• Exercise aim
Copy the listing below line for line, without changing anything.

• Supplied material
— Start —

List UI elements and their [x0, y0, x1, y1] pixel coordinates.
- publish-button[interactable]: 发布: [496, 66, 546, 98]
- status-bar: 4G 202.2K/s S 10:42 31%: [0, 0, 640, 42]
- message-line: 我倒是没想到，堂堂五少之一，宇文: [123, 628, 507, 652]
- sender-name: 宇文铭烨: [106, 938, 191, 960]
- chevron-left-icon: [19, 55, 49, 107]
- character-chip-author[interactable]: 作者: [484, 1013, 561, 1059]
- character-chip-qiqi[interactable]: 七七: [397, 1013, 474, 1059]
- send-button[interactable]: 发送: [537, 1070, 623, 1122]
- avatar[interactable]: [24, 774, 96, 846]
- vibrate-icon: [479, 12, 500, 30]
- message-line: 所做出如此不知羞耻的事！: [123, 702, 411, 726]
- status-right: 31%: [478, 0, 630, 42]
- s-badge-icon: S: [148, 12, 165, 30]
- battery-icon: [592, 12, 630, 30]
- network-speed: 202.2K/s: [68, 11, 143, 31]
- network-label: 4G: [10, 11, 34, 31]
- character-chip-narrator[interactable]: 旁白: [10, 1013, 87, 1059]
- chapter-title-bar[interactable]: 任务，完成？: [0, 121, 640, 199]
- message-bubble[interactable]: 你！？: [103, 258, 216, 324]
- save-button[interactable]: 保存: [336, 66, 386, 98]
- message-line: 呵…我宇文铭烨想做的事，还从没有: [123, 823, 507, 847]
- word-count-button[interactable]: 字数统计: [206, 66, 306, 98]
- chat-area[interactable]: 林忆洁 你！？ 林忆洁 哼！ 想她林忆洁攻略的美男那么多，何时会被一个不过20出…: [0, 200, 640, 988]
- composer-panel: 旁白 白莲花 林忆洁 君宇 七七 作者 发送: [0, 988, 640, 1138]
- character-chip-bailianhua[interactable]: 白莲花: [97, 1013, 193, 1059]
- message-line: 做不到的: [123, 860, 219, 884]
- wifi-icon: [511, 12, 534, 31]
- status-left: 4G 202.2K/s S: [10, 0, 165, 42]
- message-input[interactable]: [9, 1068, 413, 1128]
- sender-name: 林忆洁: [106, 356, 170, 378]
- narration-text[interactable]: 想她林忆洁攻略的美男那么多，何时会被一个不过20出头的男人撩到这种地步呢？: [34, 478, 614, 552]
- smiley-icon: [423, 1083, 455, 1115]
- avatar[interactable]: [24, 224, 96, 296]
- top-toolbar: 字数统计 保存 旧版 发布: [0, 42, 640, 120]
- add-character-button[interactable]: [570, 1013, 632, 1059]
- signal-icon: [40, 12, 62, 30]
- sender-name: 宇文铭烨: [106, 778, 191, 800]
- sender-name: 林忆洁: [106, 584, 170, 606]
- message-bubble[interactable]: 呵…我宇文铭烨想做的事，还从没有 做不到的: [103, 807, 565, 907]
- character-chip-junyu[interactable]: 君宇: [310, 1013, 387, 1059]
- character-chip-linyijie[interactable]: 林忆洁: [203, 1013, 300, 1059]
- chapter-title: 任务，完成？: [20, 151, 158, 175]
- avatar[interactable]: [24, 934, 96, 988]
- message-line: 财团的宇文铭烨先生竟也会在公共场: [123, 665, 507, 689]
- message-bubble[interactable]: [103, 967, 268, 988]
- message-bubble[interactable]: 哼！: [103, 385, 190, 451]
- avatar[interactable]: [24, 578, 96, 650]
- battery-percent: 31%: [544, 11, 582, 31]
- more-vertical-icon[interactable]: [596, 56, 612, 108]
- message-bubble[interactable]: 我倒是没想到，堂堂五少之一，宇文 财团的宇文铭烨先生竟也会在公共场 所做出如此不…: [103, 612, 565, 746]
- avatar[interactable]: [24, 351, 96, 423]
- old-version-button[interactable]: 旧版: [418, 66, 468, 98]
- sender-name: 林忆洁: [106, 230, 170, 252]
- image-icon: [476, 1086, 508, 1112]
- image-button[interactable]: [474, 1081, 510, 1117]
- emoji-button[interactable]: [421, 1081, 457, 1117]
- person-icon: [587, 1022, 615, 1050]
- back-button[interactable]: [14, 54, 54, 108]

— End —

• Worked solution
List UI elements and their [x0, y0, x1, y1] pixel coordinates.
- publish-button[interactable]: 发布: [496, 66, 546, 98]
- status-bar: 4G 202.2K/s S 10:42 31%: [0, 0, 640, 42]
- message-line: 我倒是没想到，堂堂五少之一，宇文: [123, 628, 507, 652]
- sender-name: 宇文铭烨: [106, 938, 191, 960]
- chevron-left-icon: [19, 55, 49, 107]
- character-chip-author[interactable]: 作者: [484, 1013, 561, 1059]
- character-chip-qiqi[interactable]: 七七: [397, 1013, 474, 1059]
- send-button[interactable]: 发送: [537, 1070, 623, 1122]
- avatar[interactable]: [24, 774, 96, 846]
- vibrate-icon: [479, 12, 500, 30]
- message-line: 所做出如此不知羞耻的事！: [123, 702, 411, 726]
- status-right: 31%: [478, 0, 630, 42]
- s-badge-icon: S: [148, 12, 165, 30]
- battery-icon: [592, 12, 630, 30]
- network-speed: 202.2K/s: [68, 11, 143, 31]
- network-label: 4G: [10, 11, 34, 31]
- character-chip-narrator[interactable]: 旁白: [10, 1013, 87, 1059]
- chapter-title-bar[interactable]: 任务，完成？: [0, 121, 640, 199]
- message-bubble[interactable]: 你！？: [103, 258, 216, 324]
- save-button[interactable]: 保存: [336, 66, 386, 98]
- message-line: 呵…我宇文铭烨想做的事，还从没有: [123, 823, 507, 847]
- word-count-button[interactable]: 字数统计: [206, 66, 306, 98]
- chat-area[interactable]: 林忆洁 你！？ 林忆洁 哼！ 想她林忆洁攻略的美男那么多，何时会被一个不过20出…: [0, 200, 640, 988]
- composer-panel: 旁白 白莲花 林忆洁 君宇 七七 作者 发送: [0, 988, 640, 1138]
- character-chip-bailianhua[interactable]: 白莲花: [97, 1013, 193, 1059]
- message-line: 做不到的: [123, 860, 219, 884]
- wifi-icon: [511, 12, 534, 31]
- status-left: 4G 202.2K/s S: [10, 0, 165, 42]
- message-input[interactable]: [9, 1068, 413, 1128]
- sender-name: 林忆洁: [106, 356, 170, 378]
- narration-text[interactable]: 想她林忆洁攻略的美男那么多，何时会被一个不过20出头的男人撩到这种地步呢？: [34, 478, 614, 552]
- smiley-icon: [423, 1083, 455, 1115]
- avatar[interactable]: [24, 224, 96, 296]
- top-toolbar: 字数统计 保存 旧版 发布: [0, 42, 640, 120]
- add-character-button[interactable]: [570, 1013, 632, 1059]
- signal-icon: [40, 12, 62, 30]
- sender-name: 宇文铭烨: [106, 778, 191, 800]
- sender-name: 林忆洁: [106, 584, 170, 606]
- message-bubble[interactable]: 呵…我宇文铭烨想做的事，还从没有 做不到的: [103, 807, 565, 907]
- character-chip-junyu[interactable]: 君宇: [310, 1013, 387, 1059]
- character-chip-linyijie[interactable]: 林忆洁: [203, 1013, 300, 1059]
- chapter-title: 任务，完成？: [20, 151, 158, 175]
- avatar[interactable]: [24, 934, 96, 988]
- message-line: 财团的宇文铭烨先生竟也会在公共场: [123, 665, 507, 689]
- message-bubble[interactable]: [103, 967, 268, 988]
- message-bubble[interactable]: 哼！: [103, 385, 190, 451]
- avatar[interactable]: [24, 578, 96, 650]
- battery-percent: 31%: [544, 11, 582, 31]
- more-vertical-icon[interactable]: [596, 56, 612, 108]
- message-bubble[interactable]: 我倒是没想到，堂堂五少之一，宇文 财团的宇文铭烨先生竟也会在公共场 所做出如此不…: [103, 612, 565, 746]
- avatar[interactable]: [24, 351, 96, 423]
- old-version-button[interactable]: 旧版: [418, 66, 468, 98]
- sender-name: 林忆洁: [106, 230, 170, 252]
- image-icon: [476, 1086, 508, 1112]
- image-button[interactable]: [474, 1081, 510, 1117]
- emoji-button[interactable]: [421, 1081, 457, 1117]
- person-icon: [587, 1022, 615, 1050]
- back-button[interactable]: [14, 54, 54, 108]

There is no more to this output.